> [Supplied data]:
--*--
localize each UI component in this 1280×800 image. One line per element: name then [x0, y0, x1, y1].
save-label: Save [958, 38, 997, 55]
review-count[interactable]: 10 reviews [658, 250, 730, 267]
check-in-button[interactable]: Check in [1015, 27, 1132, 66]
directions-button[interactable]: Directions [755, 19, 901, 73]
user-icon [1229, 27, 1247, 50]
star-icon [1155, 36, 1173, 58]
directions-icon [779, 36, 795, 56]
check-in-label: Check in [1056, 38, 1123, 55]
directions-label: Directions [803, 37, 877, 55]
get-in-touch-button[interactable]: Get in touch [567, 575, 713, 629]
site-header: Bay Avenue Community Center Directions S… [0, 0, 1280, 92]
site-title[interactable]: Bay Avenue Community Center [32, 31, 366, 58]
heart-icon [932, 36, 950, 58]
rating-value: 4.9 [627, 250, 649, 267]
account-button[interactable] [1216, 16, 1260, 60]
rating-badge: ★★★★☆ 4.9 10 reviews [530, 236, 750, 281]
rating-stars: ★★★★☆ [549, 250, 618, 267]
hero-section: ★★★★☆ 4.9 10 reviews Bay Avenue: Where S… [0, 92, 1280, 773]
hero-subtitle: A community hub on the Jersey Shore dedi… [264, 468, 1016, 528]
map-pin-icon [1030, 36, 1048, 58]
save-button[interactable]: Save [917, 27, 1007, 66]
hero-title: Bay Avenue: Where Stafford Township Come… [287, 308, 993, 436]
--*--
> [What you should do]:
Format the rows above as a Markdown table with the columns Line and Entry, numbering each row and omitting any blank lines.

> [Full response]:
| Line | Entry |
|---|---|
| 1 | localize each UI component in this 1280×800 image. One line per element: name then [x0, y0, x1, y1]. |
| 2 | save-label: Save [958, 38, 997, 55] |
| 3 | review-count[interactable]: 10 reviews [658, 250, 730, 267] |
| 4 | check-in-button[interactable]: Check in [1015, 27, 1132, 66] |
| 5 | directions-button[interactable]: Directions [755, 19, 901, 73] |
| 6 | user-icon [1229, 27, 1247, 50] |
| 7 | star-icon [1155, 36, 1173, 58] |
| 8 | directions-icon [779, 36, 795, 56] |
| 9 | check-in-label: Check in [1056, 38, 1123, 55] |
| 10 | directions-label: Directions [803, 37, 877, 55] |
| 11 | get-in-touch-button[interactable]: Get in touch [567, 575, 713, 629] |
| 12 | site-header: Bay Avenue Community Center Directions S… [0, 0, 1280, 92] |
| 13 | site-title[interactable]: Bay Avenue Community Center [32, 31, 366, 58] |
| 14 | heart-icon [932, 36, 950, 58] |
| 15 | rating-value: 4.9 [627, 250, 649, 267] |
| 16 | account-button[interactable] [1216, 16, 1260, 60] |
| 17 | rating-badge: ★★★★☆ 4.9 10 reviews [530, 236, 750, 281] |
| 18 | rating-stars: ★★★★☆ [549, 250, 618, 267] |
| 19 | hero-section: ★★★★☆ 4.9 10 reviews Bay Avenue: Where S… [0, 92, 1280, 773] |
| 20 | hero-subtitle: A community hub on the Jersey Shore dedi… [264, 468, 1016, 528] |
| 21 | map-pin-icon [1030, 36, 1048, 58] |
| 22 | save-button[interactable]: Save [917, 27, 1007, 66] |
| 23 | hero-title: Bay Avenue: Where Stafford Township Come… [287, 308, 993, 436] |